**SHORT TASK:** Gather each line of the entries below that includes "استان".

— Start RECORDS PROVIDED —

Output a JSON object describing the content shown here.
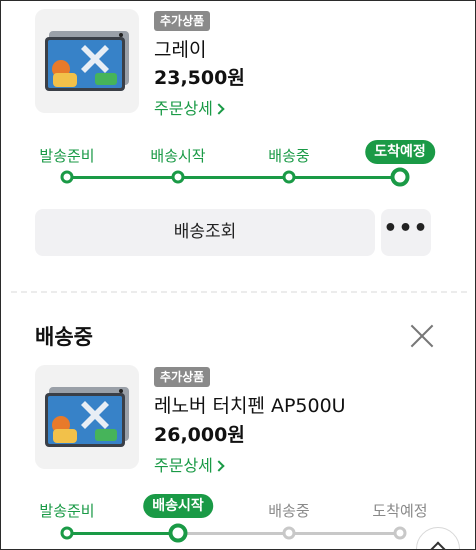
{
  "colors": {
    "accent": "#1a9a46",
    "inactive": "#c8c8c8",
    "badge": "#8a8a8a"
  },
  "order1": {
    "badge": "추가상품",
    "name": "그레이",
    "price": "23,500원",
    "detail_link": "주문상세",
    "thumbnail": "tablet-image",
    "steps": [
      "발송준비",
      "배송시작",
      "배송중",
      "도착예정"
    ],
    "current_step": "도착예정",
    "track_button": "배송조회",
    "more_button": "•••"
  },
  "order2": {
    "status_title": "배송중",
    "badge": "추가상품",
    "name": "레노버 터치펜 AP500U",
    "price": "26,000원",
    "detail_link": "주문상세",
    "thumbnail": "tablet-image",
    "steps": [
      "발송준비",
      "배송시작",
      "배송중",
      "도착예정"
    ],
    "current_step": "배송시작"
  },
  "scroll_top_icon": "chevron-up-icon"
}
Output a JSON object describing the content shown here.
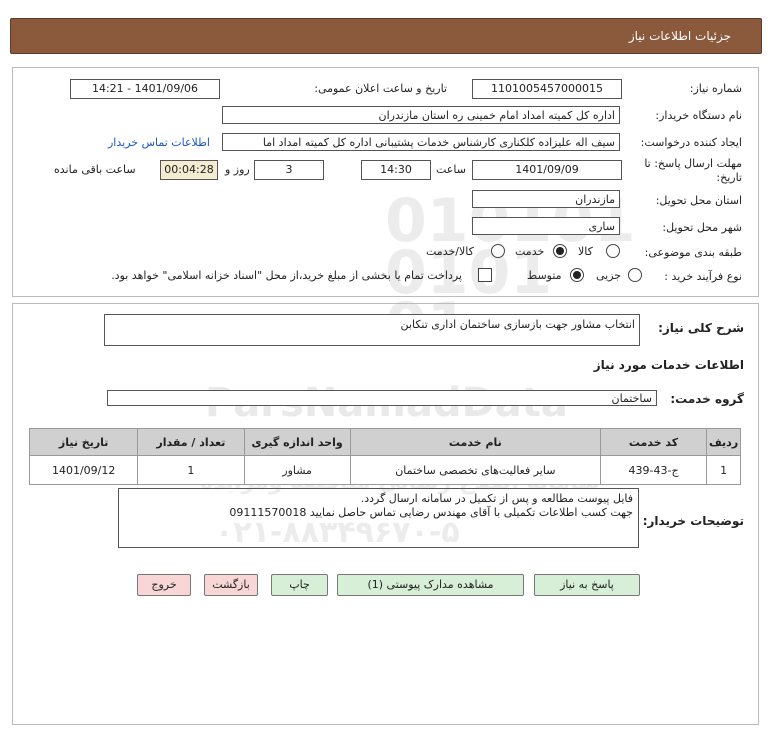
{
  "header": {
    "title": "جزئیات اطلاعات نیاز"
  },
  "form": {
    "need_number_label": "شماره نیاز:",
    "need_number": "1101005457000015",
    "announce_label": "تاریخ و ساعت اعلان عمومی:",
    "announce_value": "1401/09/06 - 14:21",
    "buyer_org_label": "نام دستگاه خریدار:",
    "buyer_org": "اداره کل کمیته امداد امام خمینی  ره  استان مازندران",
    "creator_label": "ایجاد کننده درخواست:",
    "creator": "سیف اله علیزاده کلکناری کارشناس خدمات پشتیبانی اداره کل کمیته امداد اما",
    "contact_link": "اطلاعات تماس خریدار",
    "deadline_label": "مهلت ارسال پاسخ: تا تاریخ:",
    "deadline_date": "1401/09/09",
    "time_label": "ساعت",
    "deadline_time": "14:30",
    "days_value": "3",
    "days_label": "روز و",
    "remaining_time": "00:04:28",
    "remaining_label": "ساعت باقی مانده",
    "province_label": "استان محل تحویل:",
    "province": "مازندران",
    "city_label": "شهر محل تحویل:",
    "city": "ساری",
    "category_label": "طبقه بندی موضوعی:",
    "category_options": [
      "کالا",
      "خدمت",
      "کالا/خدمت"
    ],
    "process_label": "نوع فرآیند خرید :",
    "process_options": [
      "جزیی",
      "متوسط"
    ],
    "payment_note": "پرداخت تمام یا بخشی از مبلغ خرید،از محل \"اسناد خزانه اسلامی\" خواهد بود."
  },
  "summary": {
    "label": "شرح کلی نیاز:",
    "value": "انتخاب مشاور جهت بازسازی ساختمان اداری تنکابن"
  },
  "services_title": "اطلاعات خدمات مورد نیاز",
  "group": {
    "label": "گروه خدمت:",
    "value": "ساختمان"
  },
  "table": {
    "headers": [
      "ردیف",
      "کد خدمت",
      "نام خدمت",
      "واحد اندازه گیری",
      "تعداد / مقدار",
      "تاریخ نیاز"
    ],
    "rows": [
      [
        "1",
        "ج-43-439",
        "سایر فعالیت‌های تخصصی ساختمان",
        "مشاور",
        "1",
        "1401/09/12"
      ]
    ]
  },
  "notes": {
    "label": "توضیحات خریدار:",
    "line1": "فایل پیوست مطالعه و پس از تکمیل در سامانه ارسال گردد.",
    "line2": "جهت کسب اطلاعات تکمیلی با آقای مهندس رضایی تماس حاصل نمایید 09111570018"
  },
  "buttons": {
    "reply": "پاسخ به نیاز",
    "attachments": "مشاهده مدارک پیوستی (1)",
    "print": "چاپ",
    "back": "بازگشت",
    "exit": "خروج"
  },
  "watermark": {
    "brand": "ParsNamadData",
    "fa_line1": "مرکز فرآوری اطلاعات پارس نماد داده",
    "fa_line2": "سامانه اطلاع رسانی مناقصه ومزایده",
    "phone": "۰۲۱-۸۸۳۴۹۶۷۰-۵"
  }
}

— End RECORDS PROVIDED —
— Start RECORDS PROVIDED —

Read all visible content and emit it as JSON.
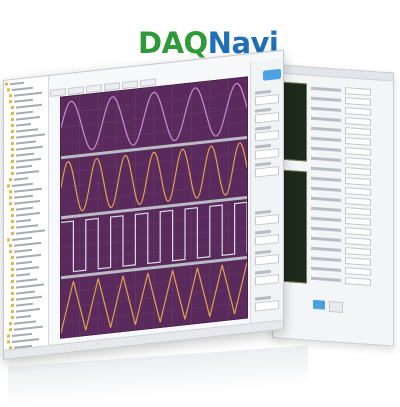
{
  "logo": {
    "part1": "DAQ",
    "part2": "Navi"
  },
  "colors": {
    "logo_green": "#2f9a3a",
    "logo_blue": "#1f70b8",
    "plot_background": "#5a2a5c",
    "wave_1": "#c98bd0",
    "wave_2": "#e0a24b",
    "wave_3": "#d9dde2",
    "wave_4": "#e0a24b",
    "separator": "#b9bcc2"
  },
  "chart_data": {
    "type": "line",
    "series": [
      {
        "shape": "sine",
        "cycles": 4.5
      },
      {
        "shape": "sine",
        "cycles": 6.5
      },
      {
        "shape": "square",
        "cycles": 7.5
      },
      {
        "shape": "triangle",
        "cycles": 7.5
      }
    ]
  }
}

— End RECORDS PROVIDED —

**CORRECT ANSWER:**
    "buyer_org": "اداره کل کمیته امداد امام خمینی  ره  استان مازندران",
    "province_label": "استان محل تحویل:",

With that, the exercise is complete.